Your job is to restate each entry word for word.

• _Input data_
-- Start --
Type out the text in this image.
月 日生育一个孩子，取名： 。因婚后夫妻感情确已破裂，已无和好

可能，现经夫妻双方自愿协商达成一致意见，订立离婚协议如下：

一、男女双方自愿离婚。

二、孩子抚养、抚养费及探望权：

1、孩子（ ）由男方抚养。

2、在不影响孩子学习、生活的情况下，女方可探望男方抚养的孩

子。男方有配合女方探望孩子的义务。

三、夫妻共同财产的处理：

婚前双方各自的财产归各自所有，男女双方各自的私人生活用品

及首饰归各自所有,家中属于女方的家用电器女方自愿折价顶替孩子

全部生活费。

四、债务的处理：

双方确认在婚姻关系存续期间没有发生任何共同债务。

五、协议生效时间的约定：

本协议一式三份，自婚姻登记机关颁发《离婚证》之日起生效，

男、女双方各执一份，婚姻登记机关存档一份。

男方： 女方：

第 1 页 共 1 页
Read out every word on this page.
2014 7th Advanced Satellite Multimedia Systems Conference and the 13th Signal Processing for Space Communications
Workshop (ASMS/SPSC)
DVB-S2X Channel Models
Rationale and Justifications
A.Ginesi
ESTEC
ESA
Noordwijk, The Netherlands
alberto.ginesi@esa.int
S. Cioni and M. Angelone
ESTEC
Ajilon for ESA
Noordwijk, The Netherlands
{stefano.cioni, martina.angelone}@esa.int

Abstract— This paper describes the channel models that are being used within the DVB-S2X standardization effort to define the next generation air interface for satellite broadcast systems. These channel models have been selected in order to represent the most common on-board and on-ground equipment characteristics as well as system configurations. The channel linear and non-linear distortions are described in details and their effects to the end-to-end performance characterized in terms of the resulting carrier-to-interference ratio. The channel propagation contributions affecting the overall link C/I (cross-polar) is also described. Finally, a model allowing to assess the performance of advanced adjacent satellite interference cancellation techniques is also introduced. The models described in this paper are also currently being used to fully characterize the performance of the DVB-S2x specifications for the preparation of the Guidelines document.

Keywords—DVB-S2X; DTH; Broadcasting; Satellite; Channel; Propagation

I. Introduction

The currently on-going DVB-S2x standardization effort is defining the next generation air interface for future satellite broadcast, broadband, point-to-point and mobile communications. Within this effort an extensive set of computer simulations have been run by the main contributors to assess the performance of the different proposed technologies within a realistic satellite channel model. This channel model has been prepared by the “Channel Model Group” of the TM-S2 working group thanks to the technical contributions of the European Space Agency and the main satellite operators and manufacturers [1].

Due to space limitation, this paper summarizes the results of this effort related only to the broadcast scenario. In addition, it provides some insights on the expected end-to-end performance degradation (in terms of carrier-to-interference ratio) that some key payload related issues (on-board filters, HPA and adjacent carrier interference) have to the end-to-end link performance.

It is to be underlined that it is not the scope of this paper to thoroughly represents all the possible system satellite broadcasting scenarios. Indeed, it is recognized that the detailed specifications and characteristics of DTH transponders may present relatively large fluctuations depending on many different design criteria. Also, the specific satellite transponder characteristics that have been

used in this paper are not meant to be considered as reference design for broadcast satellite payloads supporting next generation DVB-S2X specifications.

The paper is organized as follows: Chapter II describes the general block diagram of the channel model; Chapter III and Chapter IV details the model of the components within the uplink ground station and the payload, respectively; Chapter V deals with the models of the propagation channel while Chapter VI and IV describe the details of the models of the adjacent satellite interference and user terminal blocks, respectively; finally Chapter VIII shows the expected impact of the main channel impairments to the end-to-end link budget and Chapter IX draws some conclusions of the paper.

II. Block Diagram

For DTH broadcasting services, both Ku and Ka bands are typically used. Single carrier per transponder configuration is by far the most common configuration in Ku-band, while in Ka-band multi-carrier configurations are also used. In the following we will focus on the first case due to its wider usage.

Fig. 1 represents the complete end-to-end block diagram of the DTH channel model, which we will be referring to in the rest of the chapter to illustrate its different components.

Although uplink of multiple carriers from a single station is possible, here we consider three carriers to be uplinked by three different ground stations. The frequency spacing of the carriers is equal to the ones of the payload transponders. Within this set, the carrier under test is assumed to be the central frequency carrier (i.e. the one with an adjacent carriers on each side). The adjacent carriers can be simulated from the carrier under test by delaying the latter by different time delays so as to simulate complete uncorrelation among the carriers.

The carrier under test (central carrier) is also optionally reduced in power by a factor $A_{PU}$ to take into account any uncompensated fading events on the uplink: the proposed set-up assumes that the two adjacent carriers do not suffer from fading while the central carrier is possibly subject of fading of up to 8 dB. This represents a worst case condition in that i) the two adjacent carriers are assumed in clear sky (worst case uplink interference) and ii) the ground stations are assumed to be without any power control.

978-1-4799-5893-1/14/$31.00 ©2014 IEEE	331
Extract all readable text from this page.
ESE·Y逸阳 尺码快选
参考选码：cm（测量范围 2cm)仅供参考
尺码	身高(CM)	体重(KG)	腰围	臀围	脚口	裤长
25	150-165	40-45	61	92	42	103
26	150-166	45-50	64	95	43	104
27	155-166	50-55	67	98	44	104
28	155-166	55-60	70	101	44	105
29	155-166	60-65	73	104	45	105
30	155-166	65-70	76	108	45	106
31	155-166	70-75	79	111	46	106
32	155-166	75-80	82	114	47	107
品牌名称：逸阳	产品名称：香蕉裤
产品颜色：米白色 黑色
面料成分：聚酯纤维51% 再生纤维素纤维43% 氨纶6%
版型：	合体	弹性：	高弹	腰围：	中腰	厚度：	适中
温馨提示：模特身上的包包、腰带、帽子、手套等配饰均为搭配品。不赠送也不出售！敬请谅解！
-- End --
• _Expected answer_
Type out the text in this image.
月 日生育一个孩子，取名： 。因婚后夫妻感情确已破裂，已无和好

可能，现经夫妻双方自愿协商达成一致意见，订立离婚协议如下：

一、男女双方自愿离婚。

二、孩子抚养、抚养费及探望权：

1、孩子（ ）由男方抚养。

2、在不影响孩子学习、生活的情况下，女方可探望男方抚养的孩

子。男方有配合女方探望孩子的义务。

三、夫妻共同财产的处理：

婚前双方各自的财产归各自所有，男女双方各自的私人生活用品

及首饰归各自所有,家中属于女方的家用电器女方自愿折价顶替孩子

全部生活费。

四、债务的处理：

双方确认在婚姻关系存续期间没有发生任何共同债务。

五、协议生效时间的约定：

本协议一式三份，自婚姻登记机关颁发《离婚证》之日起生效，

男、女双方各执一份，婚姻登记机关存档一份。

男方： 女方：

第 1 页 共 1 页
Read out every word on this page.
2014 7th Advanced Satellite Multimedia Systems Conference and the 13th Signal Processing for Space Communications
Workshop (ASMS/SPSC)
DVB-S2X Channel Models
Rationale and Justifications
A.Ginesi
ESTEC
ESA
Noordwijk, The Netherlands
alberto.ginesi@esa.int
S. Cioni and M. Angelone
ESTEC
Ajilon for ESA
Noordwijk, The Netherlands
{stefano.cioni, martina.angelone}@esa.int

Abstract— This paper describes the channel models that are being used within the DVB-S2X standardization effort to define the next generation air interface for satellite broadcast systems. These channel models have been selected in order to represent the most common on-board and on-ground equipment characteristics as well as system configurations. The channel linear and non-linear distortions are described in details and their effects to the end-to-end performance characterized in terms of the resulting carrier-to-interference ratio. The channel propagation contributions affecting the overall link C/I (cross-polar) is also described. Finally, a model allowing to assess the performance of advanced adjacent satellite interference cancellation techniques is also introduced. The models described in this paper are also currently being used to fully characterize the performance of the DVB-S2x specifications for the preparation of the Guidelines document.

Keywords—DVB-S2X; DTH; Broadcasting; Satellite; Channel; Propagation

I. Introduction

The currently on-going DVB-S2x standardization effort is defining the next generation air interface for future satellite broadcast, broadband, point-to-point and mobile communications. Within this effort an extensive set of computer simulations have been run by the main contributors to assess the performance of the different proposed technologies within a realistic satellite channel model. This channel model has been prepared by the “Channel Model Group” of the TM-S2 working group thanks to the technical contributions of the European Space Agency and the main satellite operators and manufacturers [1].

Due to space limitation, this paper summarizes the results of this effort related only to the broadcast scenario. In addition, it provides some insights on the expected end-to-end performance degradation (in terms of carrier-to-interference ratio) that some key payload related issues (on-board filters, HPA and adjacent carrier interference) have to the end-to-end link performance.

It is to be underlined that it is not the scope of this paper to thoroughly represents all the possible system satellite broadcasting scenarios. Indeed, it is recognized that the detailed specifications and characteristics of DTH transponders may present relatively large fluctuations depending on many different design criteria. Also, the specific satellite transponder characteristics that have been

used in this paper are not meant to be considered as reference design for broadcast satellite payloads supporting next generation DVB-S2X specifications.

The paper is organized as follows: Chapter II describes the general block diagram of the channel model; Chapter III and Chapter IV details the model of the components within the uplink ground station and the payload, respectively; Chapter V deals with the models of the propagation channel while Chapter VI and IV describe the details of the models of the adjacent satellite interference and user terminal blocks, respectively; finally Chapter VIII shows the expected impact of the main channel impairments to the end-to-end link budget and Chapter IX draws some conclusions of the paper.

II. Block Diagram

For DTH broadcasting services, both Ku and Ka bands are typically used. Single carrier per transponder configuration is by far the most common configuration in Ku-band, while in Ka-band multi-carrier configurations are also used. In the following we will focus on the first case due to its wider usage.

Fig. 1 represents the complete end-to-end block diagram of the DTH channel model, which we will be referring to in the rest of the chapter to illustrate its different components.

Although uplink of multiple carriers from a single station is possible, here we consider three carriers to be uplinked by three different ground stations. The frequency spacing of the carriers is equal to the ones of the payload transponders. Within this set, the carrier under test is assumed to be the central frequency carrier (i.e. the one with an adjacent carriers on each side). The adjacent carriers can be simulated from the carrier under test by delaying the latter by different time delays so as to simulate complete uncorrelation among the carriers.

The carrier under test (central carrier) is also optionally reduced in power by a factor $A_{PU}$ to take into account any uncompensated fading events on the uplink: the proposed set-up assumes that the two adjacent carriers do not suffer from fading while the central carrier is possibly subject of fading of up to 8 dB. This represents a worst case condition in that i) the two adjacent carriers are assumed in clear sky (worst case uplink interference) and ii) the ground stations are assumed to be without any power control.

978-1-4799-5893-1/14/$31.00 ©2014 IEEE	331
Extract all readable text from this page.
ESE·Y逸阳 尺码快选
参考选码：cm（测量范围 2cm)仅供参考
尺码	身高(CM)	体重(KG)	腰围	臀围	脚口	裤长
25	150-165	40-45	61	92	42	103
26	150-166	45-50	64	95	43	104
27	155-166	50-55	67	98	44	104
28	155-166	55-60	70	101	44	105
29	155-166	60-65	73	104	45	105
30	155-166	65-70	76	108	45	106
31	155-166	70-75	79	111	46	106
32	155-166	75-80	82	114	47	107
品牌名称：逸阳	产品名称：香蕉裤
产品颜色：米白色 黑色
面料成分：聚酯纤维51% 再生纤维素纤维43% 氨纶6%
版型：	合体	弹性：	高弹	腰围：	中腰	厚度：	适中
温馨提示：模特身上的包包、腰带、帽子、手套等配饰均为搭配品。不赠送也不出售！敬请谅解！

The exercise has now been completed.